Repeat the material verbatim and drop the pictures.
## BEGIN DATA SUPPLIED
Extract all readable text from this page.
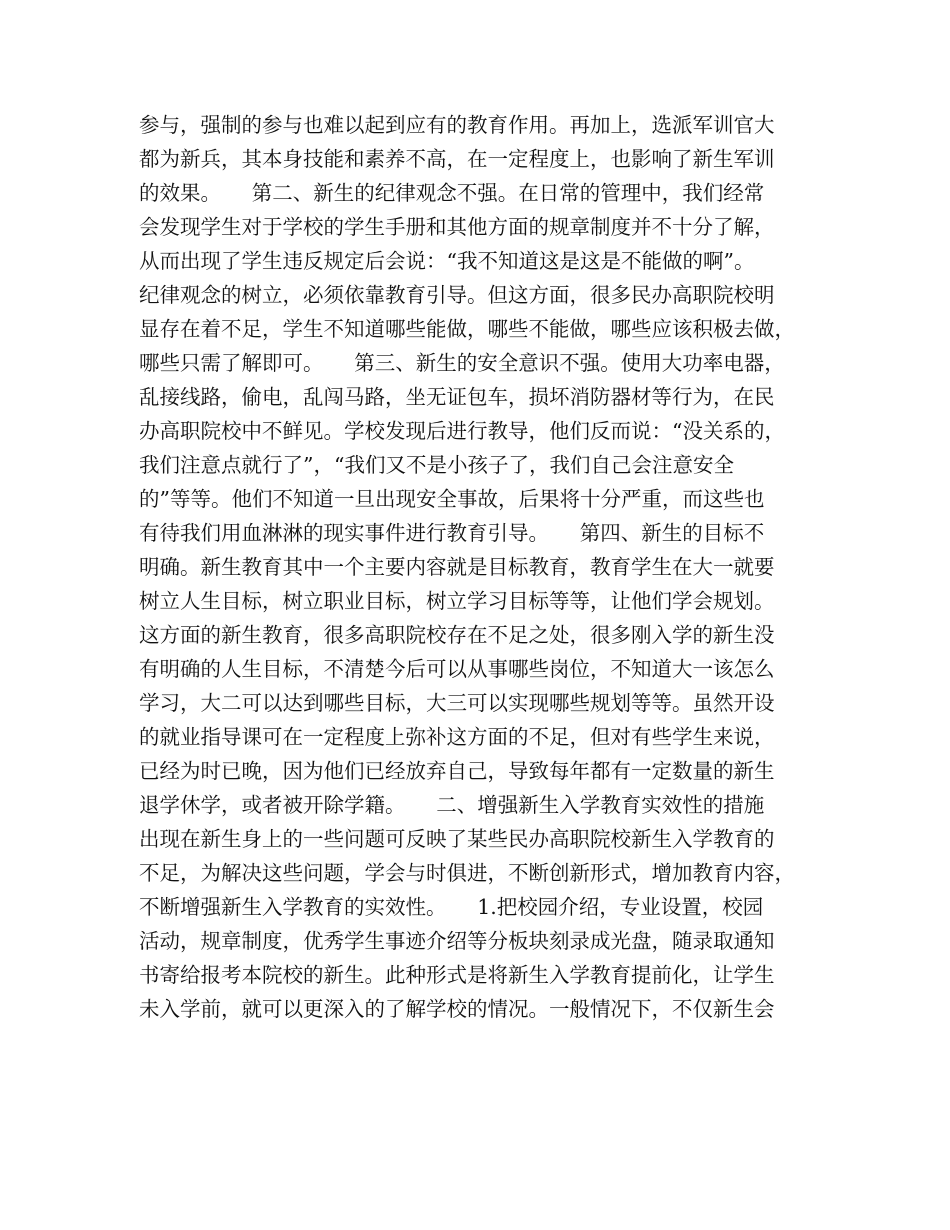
参与，强制的参与也难以起到应有的教育作用。再加上，选派军训官大
都为新兵，其本身技能和素养不高，在一定程度上，也影响了新生军训
的效果。　　第二、新生的纪律观念不强。在日常的管理中，我们经常
会发现学生对于学校的学生手册和其他方面的规章制度并不十分了解，
从而出现了学生违反规定后会说：“我不知道这是这是不能做的啊”。
纪律观念的树立，必须依靠教育引导。但这方面，很多民办高职院校明
显存在着不足，学生不知道哪些能做，哪些不能做，哪些应该积极去做，
哪些只需了解即可。　　第三、新生的安全意识不强。使用大功率电器，
乱接线路，偷电，乱闯马路，坐无证包车，损坏消防器材等行为，在民
办高职院校中不鲜见。学校发现后进行教导，他们反而说：“没关系的，
我们注意点就行了”，“我们又不是小孩子了，我们自己会注意安全
的”等等。他们不知道一旦出现安全事故，后果将十分严重，而这些也
有待我们用血淋淋的现实事件进行教育引导。　　第四、新生的目标不
明确。新生教育其中一个主要内容就是目标教育，教育学生在大一就要
树立人生目标，树立职业目标，树立学习目标等等，让他们学会规划。
这方面的新生教育，很多高职院校存在不足之处，很多刚入学的新生没
有明确的人生目标，不清楚今后可以从事哪些岗位，不知道大一该怎么
学习，大二可以达到哪些目标，大三可以实现哪些规划等等。虽然开设
的就业指导课可在一定程度上弥补这方面的不足，但对有些学生来说，
已经为时已晚，因为他们已经放弃自己，导致每年都有一定数量的新生
退学休学，或者被开除学籍。　　二、增强新生入学教育实效性的措施
出现在新生身上的一些问题可反映了某些民办高职院校新生入学教育的
不足，为解决这些问题，学会与时俱进，不断创新形式，增加教育内容，
不断增强新生入学教育的实效性。　　1.把校园介绍，专业设置，校园
活动，规章制度，优秀学生事迹介绍等分板块刻录成光盘，随录取通知
书寄给报考本院校的新生。此种形式是将新生入学教育提前化，让学生
未入学前，就可以更深入的了解学校的情况。一般情况下，不仅新生会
## END DATA SUPPLIED
• [SOLUTION FOR THIS TASK]
Extract all readable text from this page.
参与，强制的参与也难以起到应有的教育作用。再加上，选派军训官大
都为新兵，其本身技能和素养不高，在一定程度上，也影响了新生军训
的效果。　　第二、新生的纪律观念不强。在日常的管理中，我们经常
会发现学生对于学校的学生手册和其他方面的规章制度并不十分了解，
从而出现了学生违反规定后会说：“我不知道这是这是不能做的啊”。
纪律观念的树立，必须依靠教育引导。但这方面，很多民办高职院校明
显存在着不足，学生不知道哪些能做，哪些不能做，哪些应该积极去做，
哪些只需了解即可。　　第三、新生的安全意识不强。使用大功率电器，
乱接线路，偷电，乱闯马路，坐无证包车，损坏消防器材等行为，在民
办高职院校中不鲜见。学校发现后进行教导，他们反而说：“没关系的，
我们注意点就行了”，“我们又不是小孩子了，我们自己会注意安全
的”等等。他们不知道一旦出现安全事故，后果将十分严重，而这些也
有待我们用血淋淋的现实事件进行教育引导。　　第四、新生的目标不
明确。新生教育其中一个主要内容就是目标教育，教育学生在大一就要
树立人生目标，树立职业目标，树立学习目标等等，让他们学会规划。
这方面的新生教育，很多高职院校存在不足之处，很多刚入学的新生没
有明确的人生目标，不清楚今后可以从事哪些岗位，不知道大一该怎么
学习，大二可以达到哪些目标，大三可以实现哪些规划等等。虽然开设
的就业指导课可在一定程度上弥补这方面的不足，但对有些学生来说，
已经为时已晚，因为他们已经放弃自己，导致每年都有一定数量的新生
退学休学，或者被开除学籍。　　二、增强新生入学教育实效性的措施
出现在新生身上的一些问题可反映了某些民办高职院校新生入学教育的
不足，为解决这些问题，学会与时俱进，不断创新形式，增加教育内容，
不断增强新生入学教育的实效性。　　1.把校园介绍，专业设置，校园
活动，规章制度，优秀学生事迹介绍等分板块刻录成光盘，随录取通知
书寄给报考本院校的新生。此种形式是将新生入学教育提前化，让学生
未入学前，就可以更深入的了解学校的情况。一般情况下，不仅新生会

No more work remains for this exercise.